Figure collection entries:
○ ○ ○

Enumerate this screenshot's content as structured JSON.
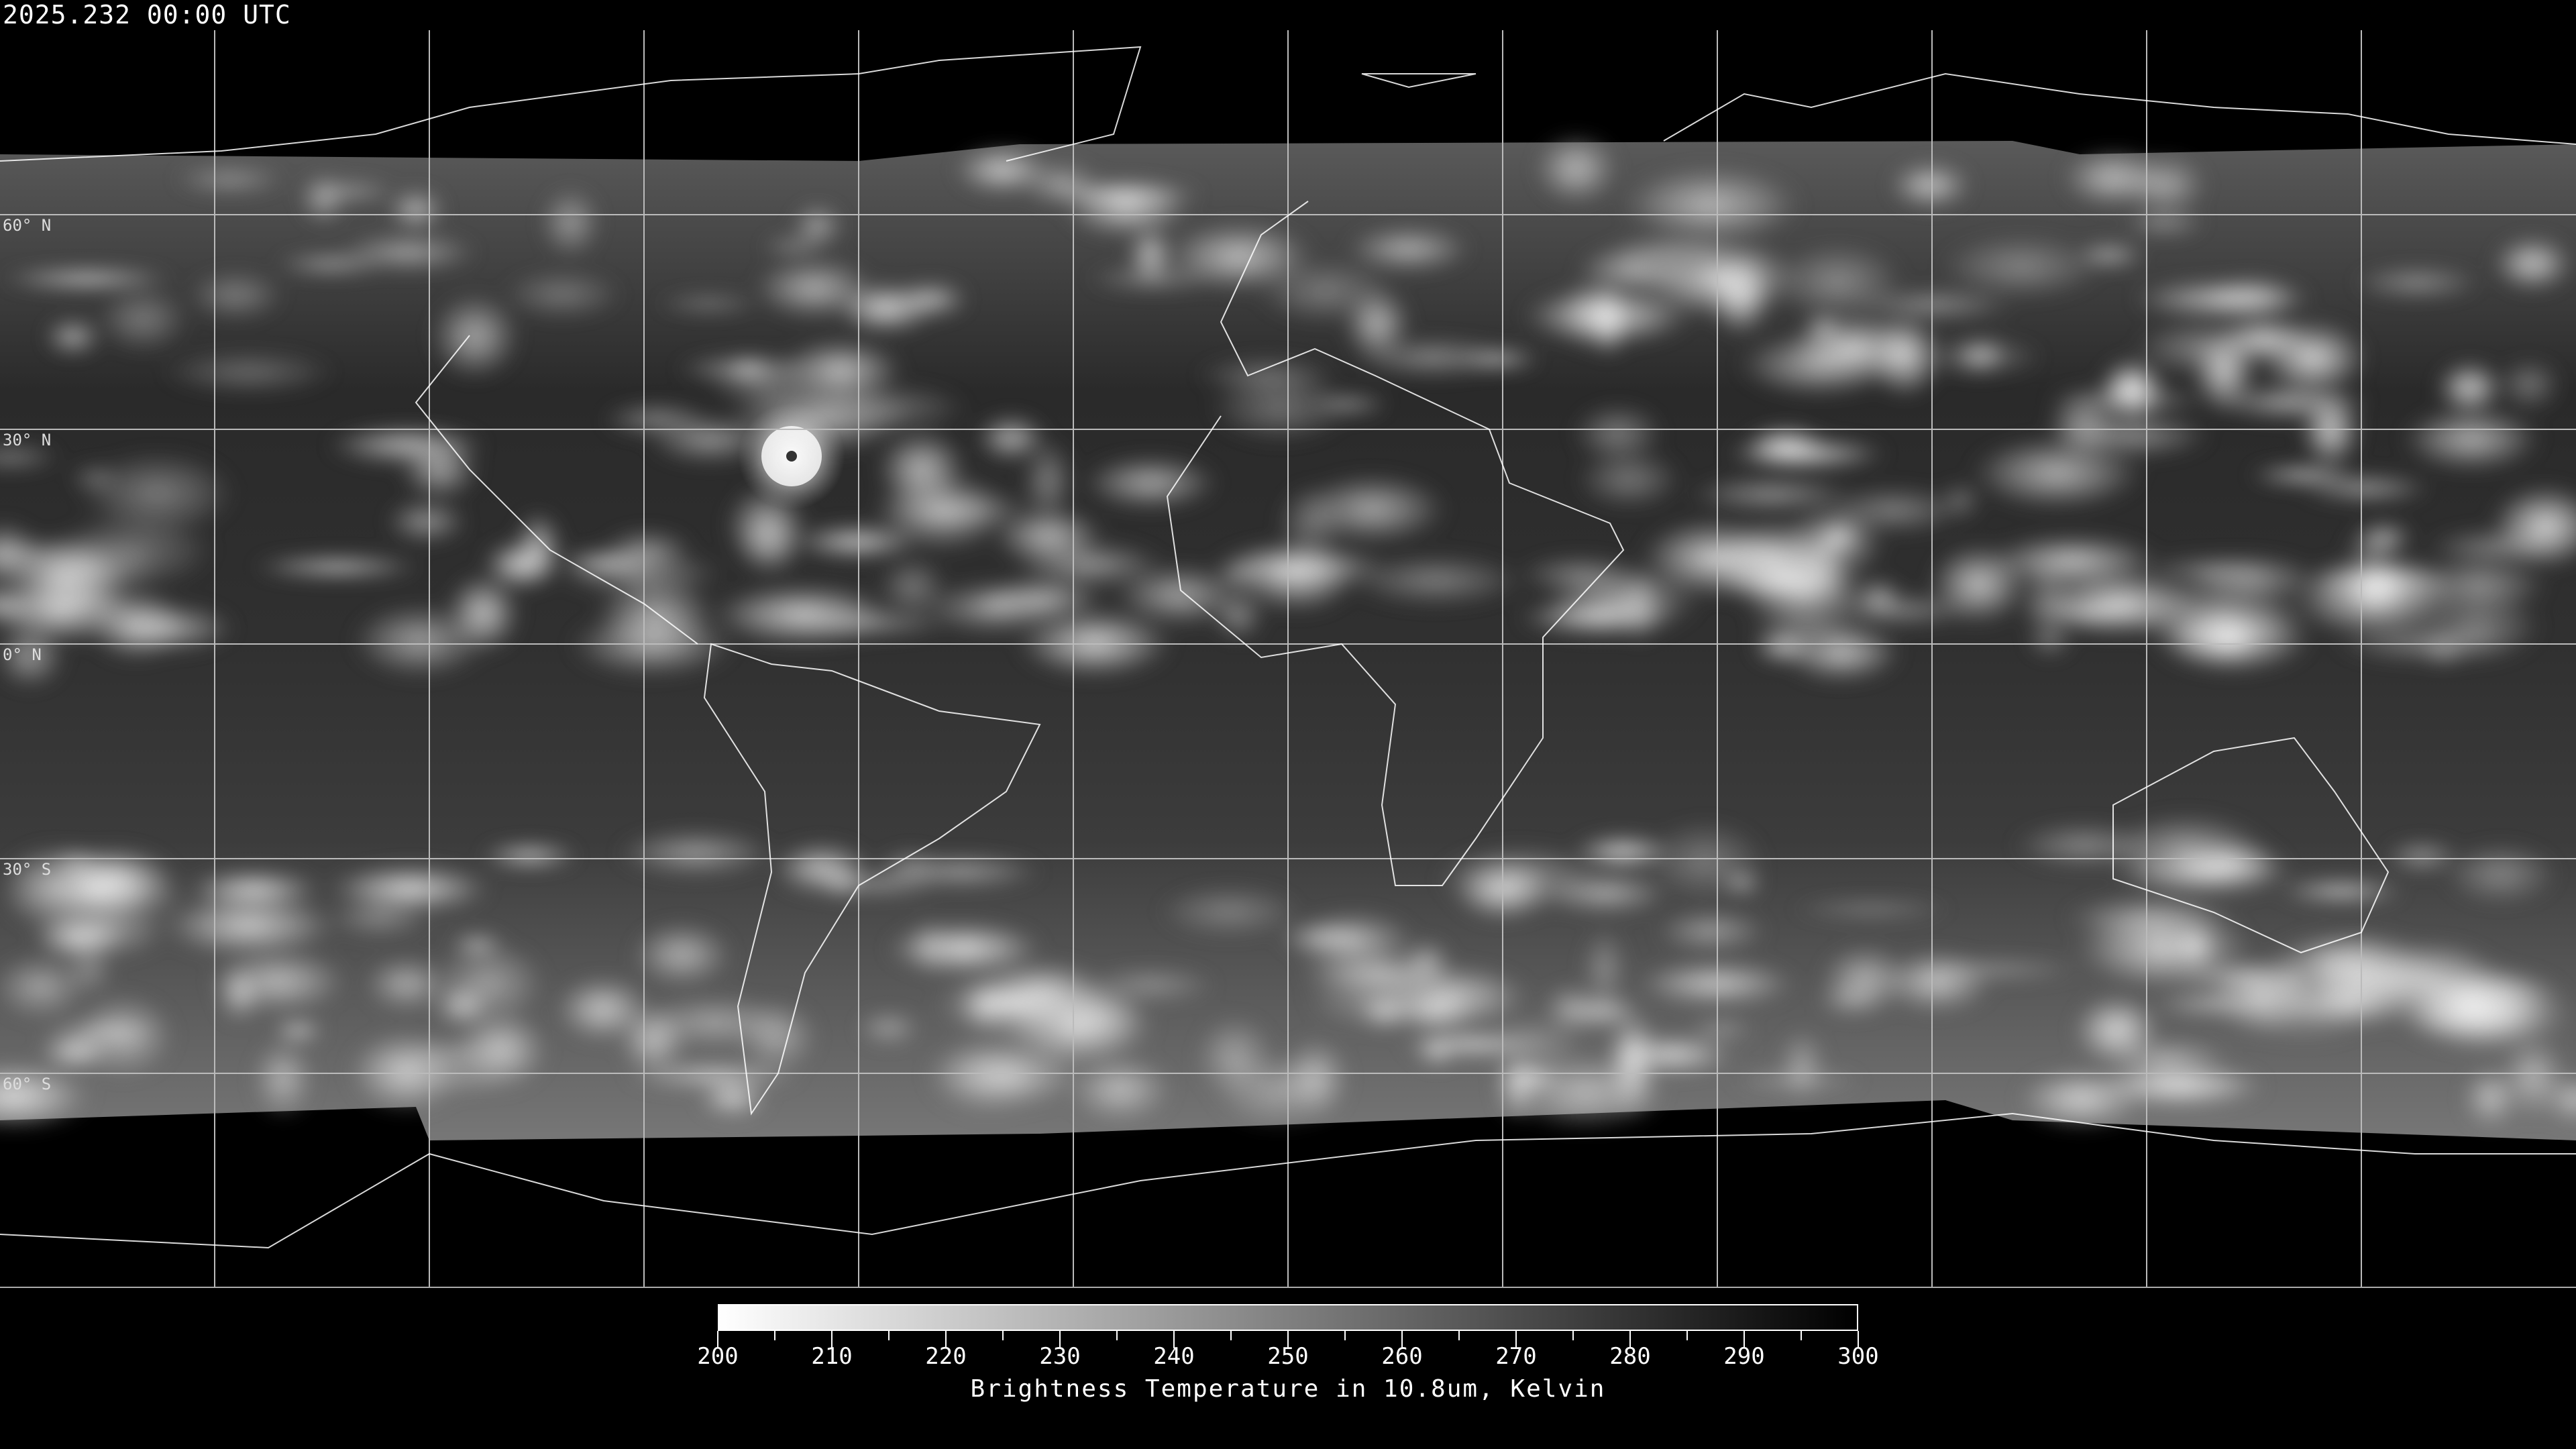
{
  "title": "2025.232 00:00 UTC",
  "latitude_labels": [
    "60° N",
    "30° N",
    "0° N",
    "30° S",
    "60° S"
  ],
  "colorbar": {
    "min": 200,
    "max": 300,
    "tick_labels": [
      "200",
      "210",
      "220",
      "230",
      "240",
      "250",
      "260",
      "270",
      "280",
      "290",
      "300"
    ],
    "label": "Brightness Temperature in 10.8um, Kelvin",
    "colormap": "grayscale inverted (cold = white, warm = black)",
    "color_cold": "#ffffff",
    "color_warm": "#000000"
  },
  "map": {
    "projection": "equirectangular global",
    "graticule_spacing_degrees": 30,
    "coastline_color": "#ffffff",
    "background": "#000000"
  }
}
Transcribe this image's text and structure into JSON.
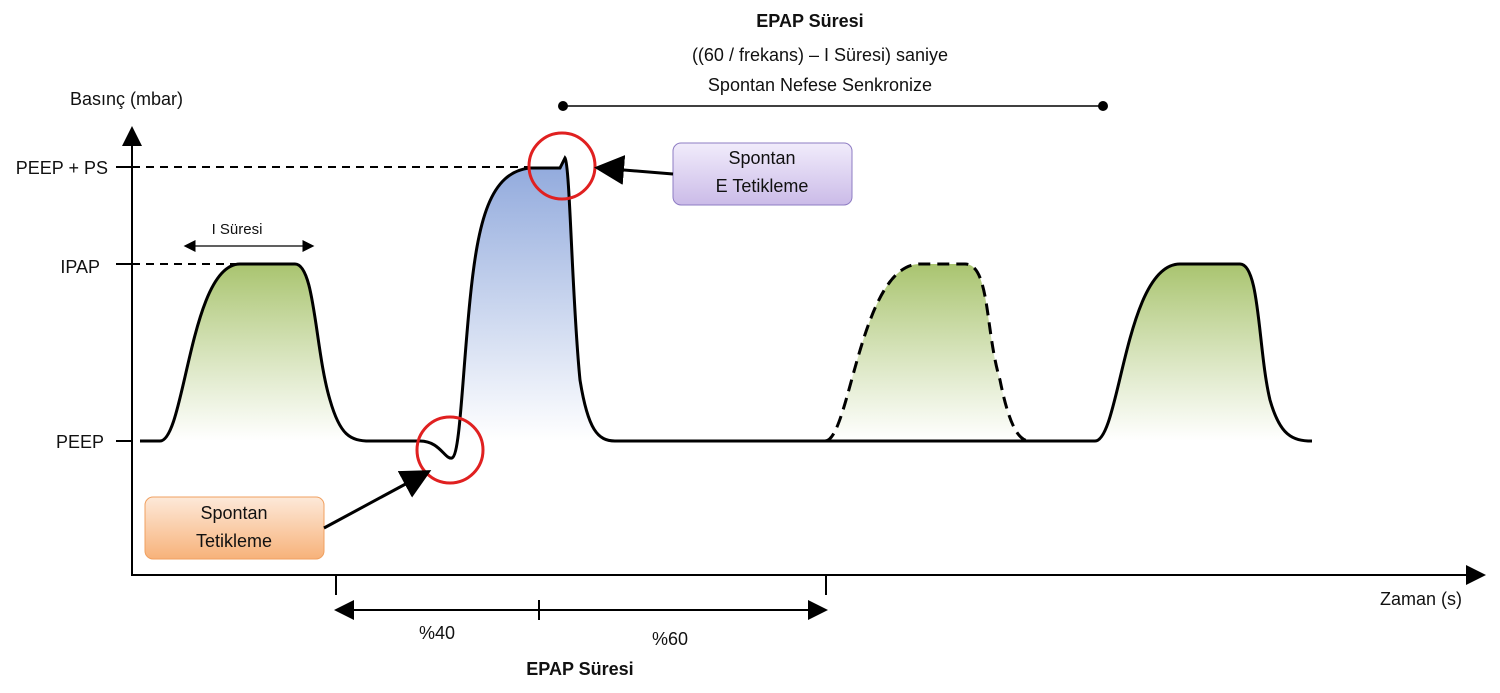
{
  "top_annotation": {
    "title": "EPAP Süresi",
    "formula": "((60 / frekans) – I Süresi) saniye",
    "note": "Spontan Nefese Senkronize"
  },
  "axes": {
    "y_label": "Basınç (mbar)",
    "x_label": "Zaman (s)",
    "levels": [
      "PEEP + PS",
      "IPAP",
      "PEEP"
    ]
  },
  "i_duration": "I Süresi",
  "callouts": [
    {
      "lines": [
        "Spontan",
        "E Tetikleme"
      ]
    },
    {
      "lines": [
        "Spontan",
        "Tetikleme"
      ]
    }
  ],
  "bottom_annotation": {
    "segments": [
      "%40",
      "%60"
    ],
    "title": "EPAP Süresi"
  }
}
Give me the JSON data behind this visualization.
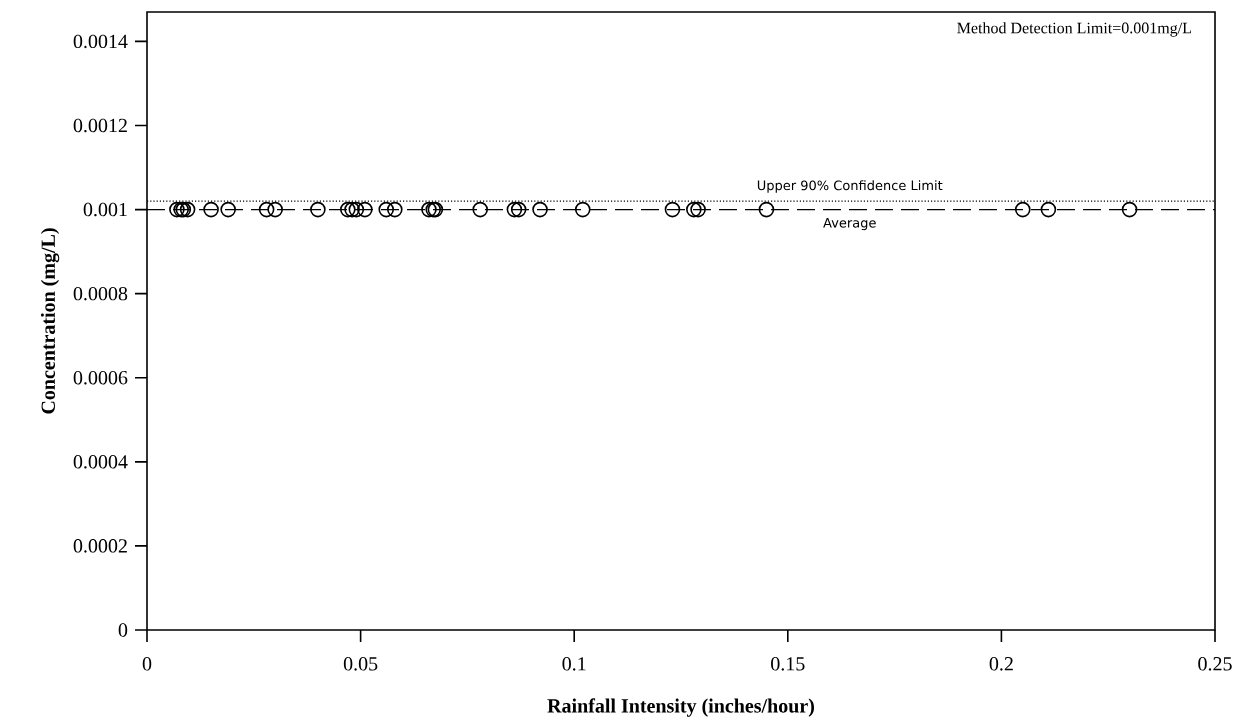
{
  "chart_data": {
    "type": "scatter",
    "xlabel": "Rainfall Intensity (inches/hour)",
    "ylabel": "Concentration (mg/L)",
    "annotations": [
      "Method Detection Limit=0.001mg/L"
    ],
    "x": [
      0.007,
      0.008,
      0.0085,
      0.0095,
      0.015,
      0.019,
      0.028,
      0.03,
      0.04,
      0.047,
      0.048,
      0.049,
      0.051,
      0.056,
      0.058,
      0.066,
      0.067,
      0.0675,
      0.078,
      0.086,
      0.087,
      0.092,
      0.102,
      0.123,
      0.128,
      0.129,
      0.145,
      0.205,
      0.211,
      0.23
    ],
    "series": [
      {
        "color": "#000000",
        "values": [
          0.001,
          0.001,
          0.001,
          0.001,
          0.001,
          0.001,
          0.001,
          0.001,
          0.001,
          0.001,
          0.001,
          0.001,
          0.001,
          0.001,
          0.001,
          0.001,
          0.001,
          0.001,
          0.001,
          0.001,
          0.001,
          0.001,
          0.001,
          0.001,
          0.001,
          0.001,
          0.001,
          0.001,
          0.001,
          0.001
        ]
      }
    ],
    "marker": "circle",
    "grid": false,
    "xlim": [
      0,
      0.25
    ],
    "ylim": [
      0,
      0.00147
    ],
    "xticks": [
      0,
      0.05,
      0.1,
      0.15,
      0.2,
      0.25
    ],
    "yticks": [
      0,
      0.0002,
      0.0004,
      0.0006,
      0.0008,
      0.001,
      0.0012,
      0.0014
    ],
    "ref_lines": [
      {
        "axis": "y",
        "value": 0.00102,
        "label": "Upper 90% Confidence Limit",
        "line_style": "dotted",
        "color": "#000000"
      },
      {
        "axis": "y",
        "value": 0.001,
        "label": "Average",
        "line_style": "dashed",
        "color": "#000000"
      }
    ]
  }
}
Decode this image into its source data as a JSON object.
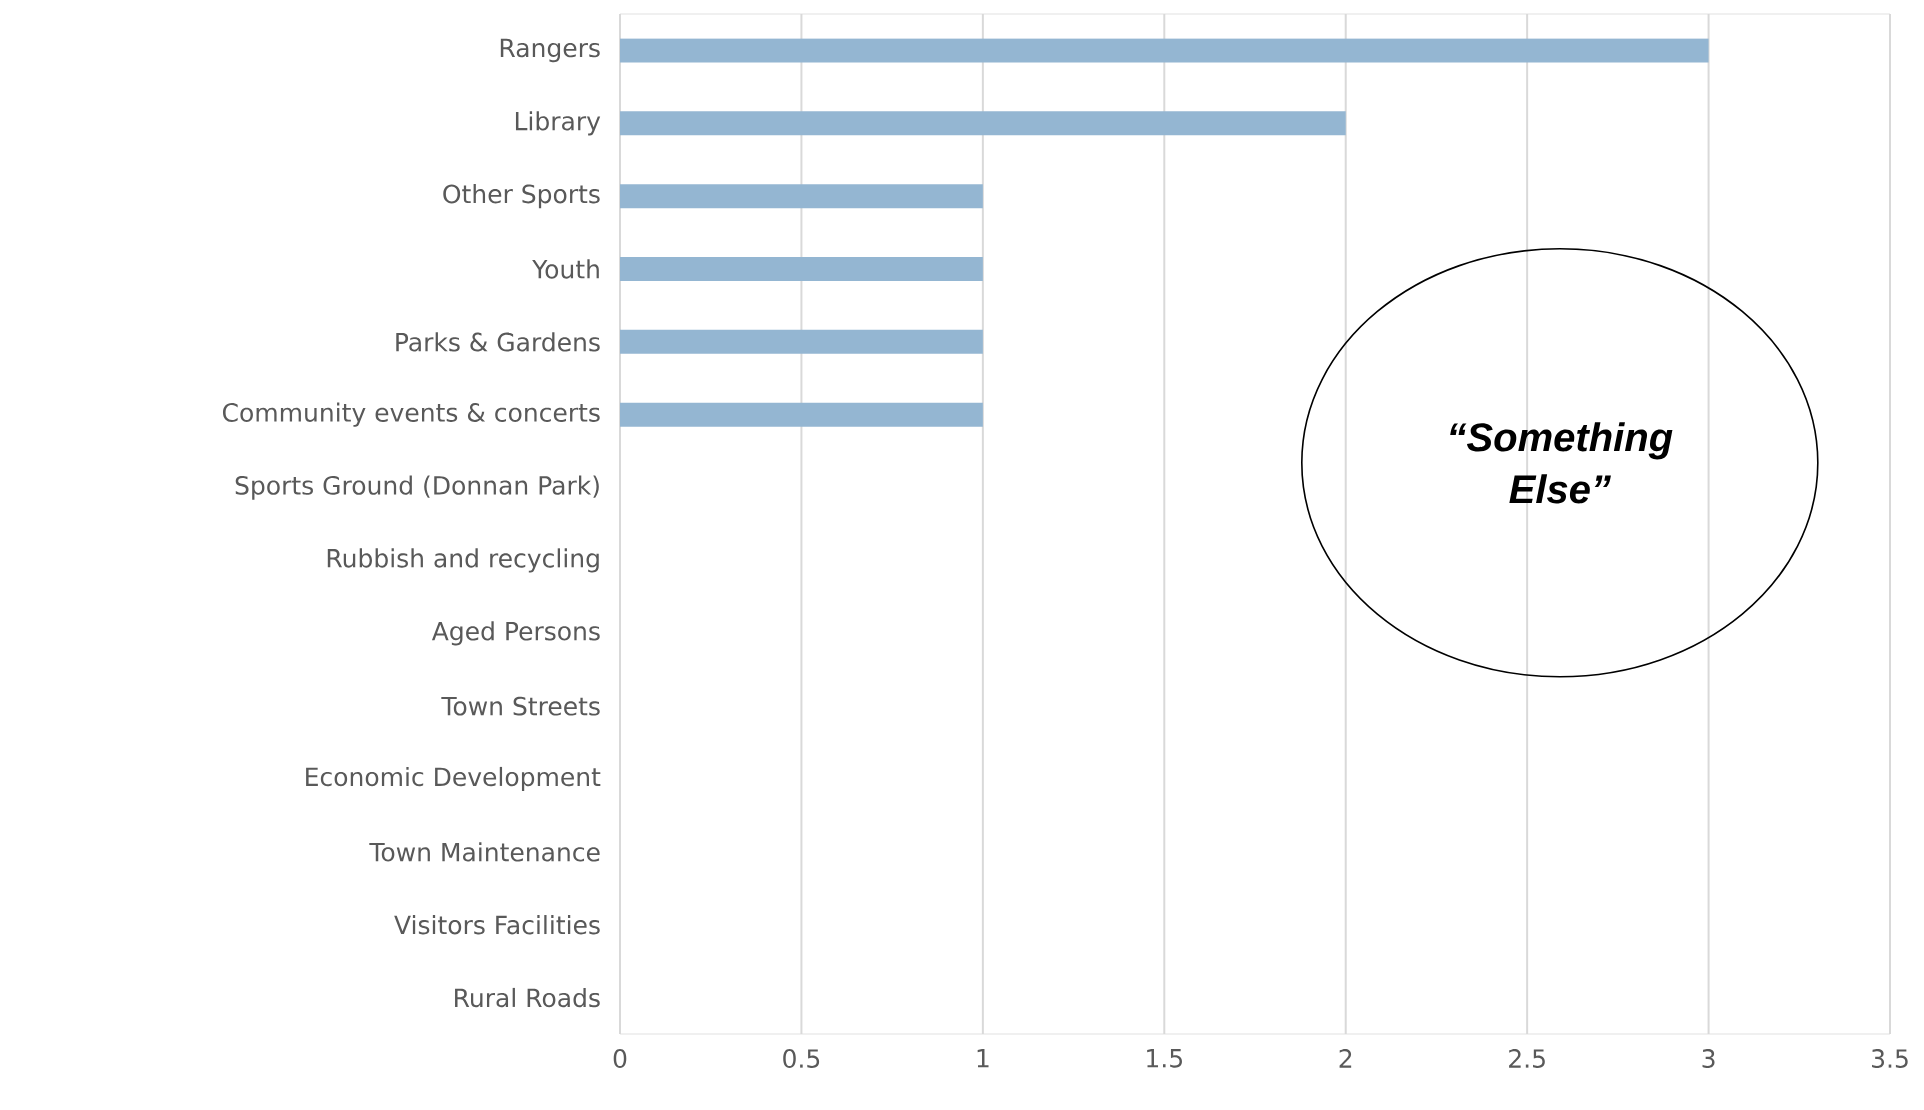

○ ○ ○

WORK TO BE COMPLETED: Pull out all lines containing the word "ffffff" from the entries above.

TASK SOLUTION:
    "color_cold": "#ffffff",
    "coastline_color": "#ffffff",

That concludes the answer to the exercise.